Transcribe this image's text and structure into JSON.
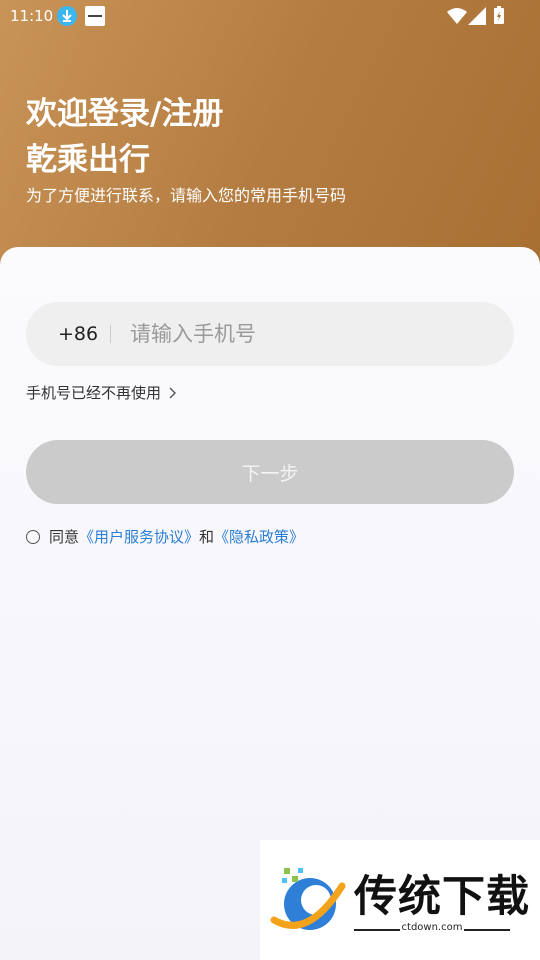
{
  "status_bar": {
    "time": "11:10",
    "icons": [
      "download-icon",
      "app-notification-icon",
      "wifi-icon",
      "signal-icon",
      "battery-icon"
    ]
  },
  "header": {
    "title_line1": "欢迎登录/注册",
    "title_line2": "乾乘出行",
    "subtitle": "为了方便进行联系，请输入您的常用手机号码"
  },
  "login_form": {
    "country_code": "+86",
    "phone_placeholder": "请输入手机号",
    "phone_value": "",
    "no_longer_used_link": "手机号已经不再使用",
    "next_button": "下一步",
    "agreement": {
      "prefix": "同意",
      "user_agreement": "《用户服务协议》",
      "and": "和",
      "privacy_policy": "《隐私政策》"
    }
  },
  "watermark": {
    "brand": "传统下载",
    "domain": "ctdown.com"
  },
  "colors": {
    "header_gradient_start": "#c99458",
    "header_gradient_end": "#a86f33",
    "link_blue": "#2a7dd4",
    "disabled_button": "#cbcbcb"
  }
}
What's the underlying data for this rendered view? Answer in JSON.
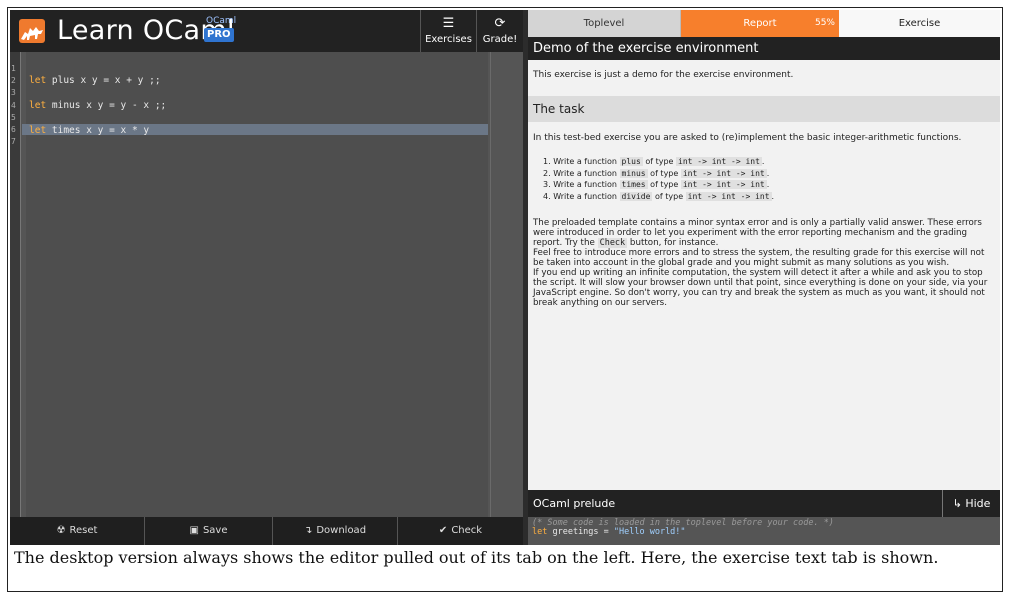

* [WORK TO BE COMPLETED]
Except for the pictures, print the data above exactly.

* [ANSWER TO THE PROBLEM]
Transcribe this image's text and structure into JSON.
{
  "status_bar": {
    "time": "11:10",
    "icons": [
      "download-icon",
      "app-notification-icon",
      "wifi-icon",
      "signal-icon",
      "battery-icon"
    ]
  },
  "header": {
    "title_line1": "欢迎登录/注册",
    "title_line2": "乾乘出行",
    "subtitle": "为了方便进行联系，请输入您的常用手机号码"
  },
  "login_form": {
    "country_code": "+86",
    "phone_placeholder": "请输入手机号",
    "phone_value": "",
    "no_longer_used_link": "手机号已经不再使用",
    "next_button": "下一步",
    "agreement": {
      "prefix": "同意",
      "user_agreement": "《用户服务协议》",
      "and": "和",
      "privacy_policy": "《隐私政策》"
    }
  },
  "watermark": {
    "brand": "传统下载",
    "domain": "ctdown.com"
  },
  "colors": {
    "header_gradient_start": "#c99458",
    "header_gradient_end": "#a86f33",
    "link_blue": "#2a7dd4",
    "disabled_button": "#cbcbcb"
  }
}
What's the underlying data for this rendered view? Answer in JSON.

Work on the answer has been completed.